### [SHORT EXERCISE]
Print all the records exactly, please.

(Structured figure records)
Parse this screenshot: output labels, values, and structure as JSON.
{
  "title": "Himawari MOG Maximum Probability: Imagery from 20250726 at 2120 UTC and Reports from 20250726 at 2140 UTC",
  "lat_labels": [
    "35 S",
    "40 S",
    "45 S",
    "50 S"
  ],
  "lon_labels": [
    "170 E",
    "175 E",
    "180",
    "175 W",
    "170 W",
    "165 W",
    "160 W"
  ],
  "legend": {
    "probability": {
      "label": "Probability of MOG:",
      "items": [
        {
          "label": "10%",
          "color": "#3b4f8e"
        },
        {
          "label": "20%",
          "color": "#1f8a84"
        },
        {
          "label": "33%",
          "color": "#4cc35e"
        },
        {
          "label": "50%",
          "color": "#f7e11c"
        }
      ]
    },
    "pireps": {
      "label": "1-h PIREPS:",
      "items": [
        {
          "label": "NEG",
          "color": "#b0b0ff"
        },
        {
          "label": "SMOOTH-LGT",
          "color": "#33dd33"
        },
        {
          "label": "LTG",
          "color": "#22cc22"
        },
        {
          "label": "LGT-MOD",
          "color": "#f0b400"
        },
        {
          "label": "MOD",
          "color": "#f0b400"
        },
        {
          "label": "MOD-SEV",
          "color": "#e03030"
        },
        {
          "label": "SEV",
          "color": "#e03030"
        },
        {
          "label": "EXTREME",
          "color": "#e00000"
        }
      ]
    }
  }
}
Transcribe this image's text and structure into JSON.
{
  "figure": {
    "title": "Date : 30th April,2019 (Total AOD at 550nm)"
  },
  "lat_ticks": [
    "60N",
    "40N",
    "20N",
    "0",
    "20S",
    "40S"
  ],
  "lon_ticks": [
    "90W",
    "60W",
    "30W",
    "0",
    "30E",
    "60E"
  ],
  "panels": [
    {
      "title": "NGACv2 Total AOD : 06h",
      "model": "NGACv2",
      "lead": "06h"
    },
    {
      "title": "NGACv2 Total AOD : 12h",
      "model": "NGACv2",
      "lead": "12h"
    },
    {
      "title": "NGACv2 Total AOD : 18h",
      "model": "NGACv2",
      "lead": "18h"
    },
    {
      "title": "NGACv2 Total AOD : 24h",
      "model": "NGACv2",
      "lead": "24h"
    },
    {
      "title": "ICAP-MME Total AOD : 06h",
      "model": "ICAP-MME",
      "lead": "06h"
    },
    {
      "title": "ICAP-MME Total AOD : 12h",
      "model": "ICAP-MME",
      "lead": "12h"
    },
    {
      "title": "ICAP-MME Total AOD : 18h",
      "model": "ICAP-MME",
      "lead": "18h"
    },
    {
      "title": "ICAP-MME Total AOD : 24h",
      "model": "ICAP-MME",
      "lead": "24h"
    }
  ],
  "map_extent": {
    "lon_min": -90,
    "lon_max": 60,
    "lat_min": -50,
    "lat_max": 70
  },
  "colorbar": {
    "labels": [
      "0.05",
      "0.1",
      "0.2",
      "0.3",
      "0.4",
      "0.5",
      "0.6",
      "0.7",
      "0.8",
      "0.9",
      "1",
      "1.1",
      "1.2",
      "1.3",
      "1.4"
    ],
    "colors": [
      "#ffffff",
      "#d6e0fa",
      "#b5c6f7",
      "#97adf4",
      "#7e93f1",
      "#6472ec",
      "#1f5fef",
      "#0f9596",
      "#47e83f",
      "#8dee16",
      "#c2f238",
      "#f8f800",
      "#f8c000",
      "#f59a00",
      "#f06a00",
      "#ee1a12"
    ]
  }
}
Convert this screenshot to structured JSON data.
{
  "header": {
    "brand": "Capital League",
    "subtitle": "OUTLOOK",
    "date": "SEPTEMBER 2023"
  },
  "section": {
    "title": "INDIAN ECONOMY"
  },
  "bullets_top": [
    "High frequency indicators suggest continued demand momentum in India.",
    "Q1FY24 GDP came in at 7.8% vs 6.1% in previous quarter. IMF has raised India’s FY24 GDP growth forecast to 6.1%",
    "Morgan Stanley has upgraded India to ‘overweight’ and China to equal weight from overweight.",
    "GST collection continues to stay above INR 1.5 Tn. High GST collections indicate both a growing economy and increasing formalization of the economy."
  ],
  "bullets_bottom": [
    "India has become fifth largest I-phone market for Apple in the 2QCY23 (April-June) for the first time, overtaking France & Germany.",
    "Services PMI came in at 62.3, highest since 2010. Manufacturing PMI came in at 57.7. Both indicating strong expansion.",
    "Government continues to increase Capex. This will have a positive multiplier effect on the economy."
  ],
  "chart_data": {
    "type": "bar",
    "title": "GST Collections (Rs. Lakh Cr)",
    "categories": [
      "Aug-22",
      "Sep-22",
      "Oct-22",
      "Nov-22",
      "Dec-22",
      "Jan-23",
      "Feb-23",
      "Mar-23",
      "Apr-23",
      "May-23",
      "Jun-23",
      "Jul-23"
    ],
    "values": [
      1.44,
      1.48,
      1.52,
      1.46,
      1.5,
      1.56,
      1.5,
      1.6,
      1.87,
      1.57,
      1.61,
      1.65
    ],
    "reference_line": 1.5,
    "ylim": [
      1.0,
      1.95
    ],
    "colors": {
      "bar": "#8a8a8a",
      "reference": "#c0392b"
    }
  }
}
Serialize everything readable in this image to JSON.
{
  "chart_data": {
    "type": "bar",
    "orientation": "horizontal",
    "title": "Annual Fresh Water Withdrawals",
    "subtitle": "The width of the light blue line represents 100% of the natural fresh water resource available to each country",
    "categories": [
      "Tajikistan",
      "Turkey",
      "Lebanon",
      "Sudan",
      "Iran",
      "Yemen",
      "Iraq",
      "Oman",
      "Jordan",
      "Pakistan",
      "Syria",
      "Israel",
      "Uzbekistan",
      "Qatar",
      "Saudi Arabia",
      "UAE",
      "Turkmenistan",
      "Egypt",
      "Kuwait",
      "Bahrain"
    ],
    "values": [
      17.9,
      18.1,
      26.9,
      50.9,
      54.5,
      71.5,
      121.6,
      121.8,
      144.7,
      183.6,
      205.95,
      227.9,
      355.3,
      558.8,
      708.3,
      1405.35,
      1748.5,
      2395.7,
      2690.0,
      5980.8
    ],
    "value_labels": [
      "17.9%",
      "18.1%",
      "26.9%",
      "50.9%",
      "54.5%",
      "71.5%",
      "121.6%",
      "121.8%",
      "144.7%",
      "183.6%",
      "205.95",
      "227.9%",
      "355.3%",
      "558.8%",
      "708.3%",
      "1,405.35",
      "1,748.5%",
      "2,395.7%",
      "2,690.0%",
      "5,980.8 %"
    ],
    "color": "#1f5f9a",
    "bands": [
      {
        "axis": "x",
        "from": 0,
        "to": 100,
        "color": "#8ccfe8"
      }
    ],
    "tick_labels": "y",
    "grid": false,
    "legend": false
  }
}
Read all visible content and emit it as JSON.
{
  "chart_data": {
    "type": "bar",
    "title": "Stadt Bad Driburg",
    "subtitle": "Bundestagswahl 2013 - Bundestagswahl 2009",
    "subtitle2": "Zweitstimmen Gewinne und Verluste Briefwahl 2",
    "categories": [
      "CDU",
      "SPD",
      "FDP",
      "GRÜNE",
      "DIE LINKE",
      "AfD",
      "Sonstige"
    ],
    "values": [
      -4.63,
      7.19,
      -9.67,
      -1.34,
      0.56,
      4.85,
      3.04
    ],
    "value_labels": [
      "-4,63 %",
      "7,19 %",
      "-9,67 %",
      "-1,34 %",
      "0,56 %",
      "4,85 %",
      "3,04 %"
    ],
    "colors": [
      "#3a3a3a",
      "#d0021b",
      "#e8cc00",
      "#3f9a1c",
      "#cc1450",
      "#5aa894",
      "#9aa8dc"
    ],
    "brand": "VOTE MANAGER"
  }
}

### [RESULT FOR THIS EXERCISE]
Parse this screenshot: output labels, values, and structure as JSON.
{
  "title": "Himawari MOG Maximum Probability: Imagery from 20250726 at 2120 UTC and Reports from 20250726 at 2140 UTC",
  "lat_labels": [
    "35 S",
    "40 S",
    "45 S",
    "50 S"
  ],
  "lon_labels": [
    "170 E",
    "175 E",
    "180",
    "175 W",
    "170 W",
    "165 W",
    "160 W"
  ],
  "legend": {
    "probability": {
      "label": "Probability of MOG:",
      "items": [
        {
          "label": "10%",
          "color": "#3b4f8e"
        },
        {
          "label": "20%",
          "color": "#1f8a84"
        },
        {
          "label": "33%",
          "color": "#4cc35e"
        },
        {
          "label": "50%",
          "color": "#f7e11c"
        }
      ]
    },
    "pireps": {
      "label": "1-h PIREPS:",
      "items": [
        {
          "label": "NEG",
          "color": "#b0b0ff"
        },
        {
          "label": "SMOOTH-LGT",
          "color": "#33dd33"
        },
        {
          "label": "LTG",
          "color": "#22cc22"
        },
        {
          "label": "LGT-MOD",
          "color": "#f0b400"
        },
        {
          "label": "MOD",
          "color": "#f0b400"
        },
        {
          "label": "MOD-SEV",
          "color": "#e03030"
        },
        {
          "label": "SEV",
          "color": "#e03030"
        },
        {
          "label": "EXTREME",
          "color": "#e00000"
        }
      ]
    }
  }
}
Transcribe this image's text and structure into JSON.
{
  "figure": {
    "title": "Date : 30th April,2019 (Total AOD at 550nm)"
  },
  "lat_ticks": [
    "60N",
    "40N",
    "20N",
    "0",
    "20S",
    "40S"
  ],
  "lon_ticks": [
    "90W",
    "60W",
    "30W",
    "0",
    "30E",
    "60E"
  ],
  "panels": [
    {
      "title": "NGACv2 Total AOD : 06h",
      "model": "NGACv2",
      "lead": "06h"
    },
    {
      "title": "NGACv2 Total AOD : 12h",
      "model": "NGACv2",
      "lead": "12h"
    },
    {
      "title": "NGACv2 Total AOD : 18h",
      "model": "NGACv2",
      "lead": "18h"
    },
    {
      "title": "NGACv2 Total AOD : 24h",
      "model": "NGACv2",
      "lead": "24h"
    },
    {
      "title": "ICAP-MME Total AOD : 06h",
      "model": "ICAP-MME",
      "lead": "06h"
    },
    {
      "title": "ICAP-MME Total AOD : 12h",
      "model": "ICAP-MME",
      "lead": "12h"
    },
    {
      "title": "ICAP-MME Total AOD : 18h",
      "model": "ICAP-MME",
      "lead": "18h"
    },
    {
      "title": "ICAP-MME Total AOD : 24h",
      "model": "ICAP-MME",
      "lead": "24h"
    }
  ],
  "map_extent": {
    "lon_min": -90,
    "lon_max": 60,
    "lat_min": -50,
    "lat_max": 70
  },
  "colorbar": {
    "labels": [
      "0.05",
      "0.1",
      "0.2",
      "0.3",
      "0.4",
      "0.5",
      "0.6",
      "0.7",
      "0.8",
      "0.9",
      "1",
      "1.1",
      "1.2",
      "1.3",
      "1.4"
    ],
    "colors": [
      "#ffffff",
      "#d6e0fa",
      "#b5c6f7",
      "#97adf4",
      "#7e93f1",
      "#6472ec",
      "#1f5fef",
      "#0f9596",
      "#47e83f",
      "#8dee16",
      "#c2f238",
      "#f8f800",
      "#f8c000",
      "#f59a00",
      "#f06a00",
      "#ee1a12"
    ]
  }
}
Convert this screenshot to structured JSON data.
{
  "header": {
    "brand": "Capital League",
    "subtitle": "OUTLOOK",
    "date": "SEPTEMBER 2023"
  },
  "section": {
    "title": "INDIAN ECONOMY"
  },
  "bullets_top": [
    "High frequency indicators suggest continued demand momentum in India.",
    "Q1FY24 GDP came in at 7.8% vs 6.1% in previous quarter. IMF has raised India’s FY24 GDP growth forecast to 6.1%",
    "Morgan Stanley has upgraded India to ‘overweight’ and China to equal weight from overweight.",
    "GST collection continues to stay above INR 1.5 Tn. High GST collections indicate both a growing economy and increasing formalization of the economy."
  ],
  "bullets_bottom": [
    "India has become fifth largest I-phone market for Apple in the 2QCY23 (April-June) for the first time, overtaking France & Germany.",
    "Services PMI came in at 62.3, highest since 2010. Manufacturing PMI came in at 57.7. Both indicating strong expansion.",
    "Government continues to increase Capex. This will have a positive multiplier effect on the economy."
  ],
  "chart_data": {
    "type": "bar",
    "title": "GST Collections (Rs. Lakh Cr)",
    "categories": [
      "Aug-22",
      "Sep-22",
      "Oct-22",
      "Nov-22",
      "Dec-22",
      "Jan-23",
      "Feb-23",
      "Mar-23",
      "Apr-23",
      "May-23",
      "Jun-23",
      "Jul-23"
    ],
    "values": [
      1.44,
      1.48,
      1.52,
      1.46,
      1.5,
      1.56,
      1.5,
      1.6,
      1.87,
      1.57,
      1.61,
      1.65
    ],
    "reference_line": 1.5,
    "ylim": [
      1.0,
      1.95
    ],
    "colors": {
      "bar": "#8a8a8a",
      "reference": "#c0392b"
    }
  }
}
Serialize everything readable in this image to JSON.
{
  "chart_data": {
    "type": "bar",
    "orientation": "horizontal",
    "title": "Annual Fresh Water Withdrawals",
    "subtitle": "The width of the light blue line represents 100% of the natural fresh water resource available to each country",
    "categories": [
      "Tajikistan",
      "Turkey",
      "Lebanon",
      "Sudan",
      "Iran",
      "Yemen",
      "Iraq",
      "Oman",
      "Jordan",
      "Pakistan",
      "Syria",
      "Israel",
      "Uzbekistan",
      "Qatar",
      "Saudi Arabia",
      "UAE",
      "Turkmenistan",
      "Egypt",
      "Kuwait",
      "Bahrain"
    ],
    "values": [
      17.9,
      18.1,
      26.9,
      50.9,
      54.5,
      71.5,
      121.6,
      121.8,
      144.7,
      183.6,
      205.95,
      227.9,
      355.3,
      558.8,
      708.3,
      1405.35,
      1748.5,
      2395.7,
      2690.0,
      5980.8
    ],
    "value_labels": [
      "17.9%",
      "18.1%",
      "26.9%",
      "50.9%",
      "54.5%",
      "71.5%",
      "121.6%",
      "121.8%",
      "144.7%",
      "183.6%",
      "205.95",
      "227.9%",
      "355.3%",
      "558.8%",
      "708.3%",
      "1,405.35",
      "1,748.5%",
      "2,395.7%",
      "2,690.0%",
      "5,980.8 %"
    ],
    "color": "#1f5f9a",
    "bands": [
      {
        "axis": "x",
        "from": 0,
        "to": 100,
        "color": "#8ccfe8"
      }
    ],
    "tick_labels": "y",
    "grid": false,
    "legend": false
  }
}
Read all visible content and emit it as JSON.
{
  "chart_data": {
    "type": "bar",
    "title": "Stadt Bad Driburg",
    "subtitle": "Bundestagswahl 2013 - Bundestagswahl 2009",
    "subtitle2": "Zweitstimmen Gewinne und Verluste Briefwahl 2",
    "categories": [
      "CDU",
      "SPD",
      "FDP",
      "GRÜNE",
      "DIE LINKE",
      "AfD",
      "Sonstige"
    ],
    "values": [
      -4.63,
      7.19,
      -9.67,
      -1.34,
      0.56,
      4.85,
      3.04
    ],
    "value_labels": [
      "-4,63 %",
      "7,19 %",
      "-9,67 %",
      "-1,34 %",
      "0,56 %",
      "4,85 %",
      "3,04 %"
    ],
    "colors": [
      "#3a3a3a",
      "#d0021b",
      "#e8cc00",
      "#3f9a1c",
      "#cc1450",
      "#5aa894",
      "#9aa8dc"
    ],
    "brand": "VOTE MANAGER"
  }
}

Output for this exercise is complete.